(Data records)
____

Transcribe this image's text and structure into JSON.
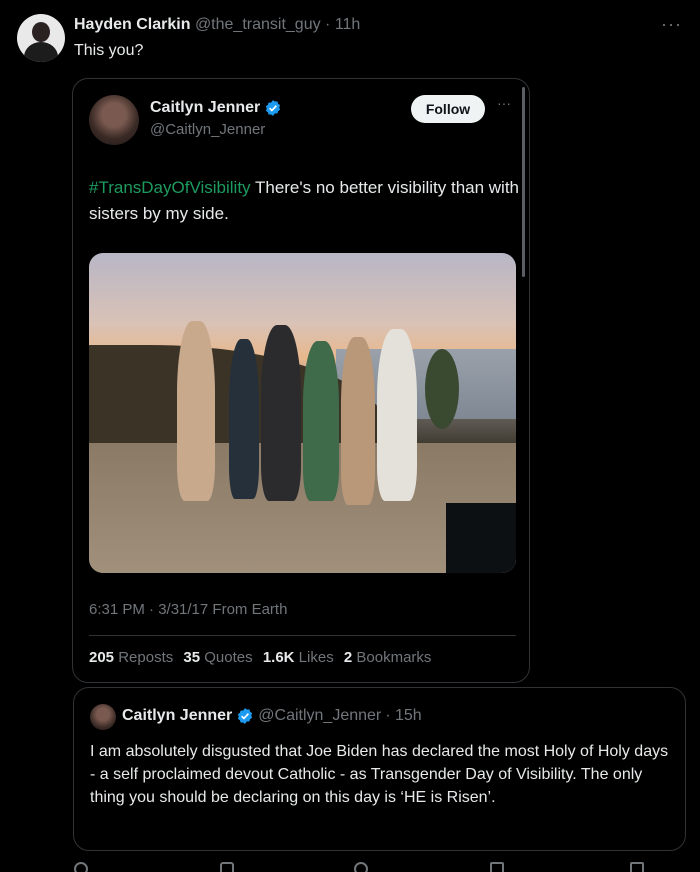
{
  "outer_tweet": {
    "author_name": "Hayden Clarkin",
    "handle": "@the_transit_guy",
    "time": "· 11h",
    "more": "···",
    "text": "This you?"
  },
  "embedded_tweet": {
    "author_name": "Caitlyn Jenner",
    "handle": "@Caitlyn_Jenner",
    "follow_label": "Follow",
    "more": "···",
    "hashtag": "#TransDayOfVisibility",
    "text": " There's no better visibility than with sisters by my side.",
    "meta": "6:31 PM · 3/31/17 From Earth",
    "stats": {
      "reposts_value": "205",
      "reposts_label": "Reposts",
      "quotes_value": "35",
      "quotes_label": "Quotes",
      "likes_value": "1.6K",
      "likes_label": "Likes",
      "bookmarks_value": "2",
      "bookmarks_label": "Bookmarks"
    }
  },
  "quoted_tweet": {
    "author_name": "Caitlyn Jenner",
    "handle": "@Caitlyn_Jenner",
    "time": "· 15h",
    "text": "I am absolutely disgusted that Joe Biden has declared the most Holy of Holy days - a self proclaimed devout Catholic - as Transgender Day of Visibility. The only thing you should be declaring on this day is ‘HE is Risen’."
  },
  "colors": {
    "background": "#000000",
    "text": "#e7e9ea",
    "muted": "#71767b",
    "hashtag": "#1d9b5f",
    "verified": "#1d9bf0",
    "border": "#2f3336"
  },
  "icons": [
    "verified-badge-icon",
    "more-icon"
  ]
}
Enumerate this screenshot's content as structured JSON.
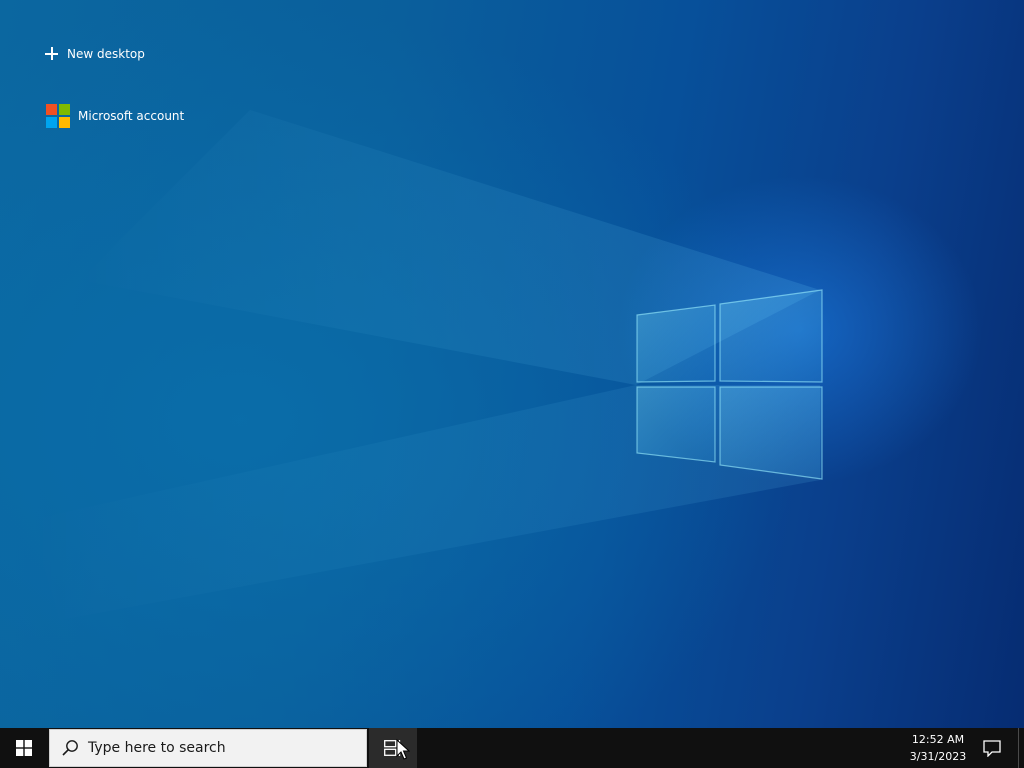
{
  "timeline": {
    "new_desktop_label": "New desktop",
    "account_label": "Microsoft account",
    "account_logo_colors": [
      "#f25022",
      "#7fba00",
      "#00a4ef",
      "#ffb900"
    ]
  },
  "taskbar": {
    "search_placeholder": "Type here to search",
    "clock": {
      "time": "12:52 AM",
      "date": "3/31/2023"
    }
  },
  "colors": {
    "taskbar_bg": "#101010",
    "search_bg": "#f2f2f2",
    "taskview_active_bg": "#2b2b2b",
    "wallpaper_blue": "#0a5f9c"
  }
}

____

To be done
Each record should be quoted exactly, with the images omitted.

Exercise solution
Transcribe this image's text and structure into JSON.
{
  "outer_tweet": {
    "author_name": "Hayden Clarkin",
    "handle": "@the_transit_guy",
    "time": "· 11h",
    "more": "···",
    "text": "This you?"
  },
  "embedded_tweet": {
    "author_name": "Caitlyn Jenner",
    "handle": "@Caitlyn_Jenner",
    "follow_label": "Follow",
    "more": "···",
    "hashtag": "#TransDayOfVisibility",
    "text": " There's no better visibility than with sisters by my side.",
    "meta": "6:31 PM · 3/31/17 From Earth",
    "stats": {
      "reposts_value": "205",
      "reposts_label": "Reposts",
      "quotes_value": "35",
      "quotes_label": "Quotes",
      "likes_value": "1.6K",
      "likes_label": "Likes",
      "bookmarks_value": "2",
      "bookmarks_label": "Bookmarks"
    }
  },
  "quoted_tweet": {
    "author_name": "Caitlyn Jenner",
    "handle": "@Caitlyn_Jenner",
    "time": "· 15h",
    "text": "I am absolutely disgusted that Joe Biden has declared the most Holy of Holy days - a self proclaimed devout Catholic - as Transgender Day of Visibility. The only thing you should be declaring on this day is ‘HE is Risen’."
  },
  "colors": {
    "background": "#000000",
    "text": "#e7e9ea",
    "muted": "#71767b",
    "hashtag": "#1d9b5f",
    "verified": "#1d9bf0",
    "border": "#2f3336"
  },
  "icons": [
    "verified-badge-icon",
    "more-icon"
  ]
}
Enumerate this screenshot's content as structured JSON.
{
  "timeline": {
    "new_desktop_label": "New desktop",
    "account_label": "Microsoft account",
    "account_logo_colors": [
      "#f25022",
      "#7fba00",
      "#00a4ef",
      "#ffb900"
    ]
  },
  "taskbar": {
    "search_placeholder": "Type here to search",
    "clock": {
      "time": "12:52 AM",
      "date": "3/31/2023"
    }
  },
  "colors": {
    "taskbar_bg": "#101010",
    "search_bg": "#f2f2f2",
    "taskview_active_bg": "#2b2b2b",
    "wallpaper_blue": "#0a5f9c"
  }
}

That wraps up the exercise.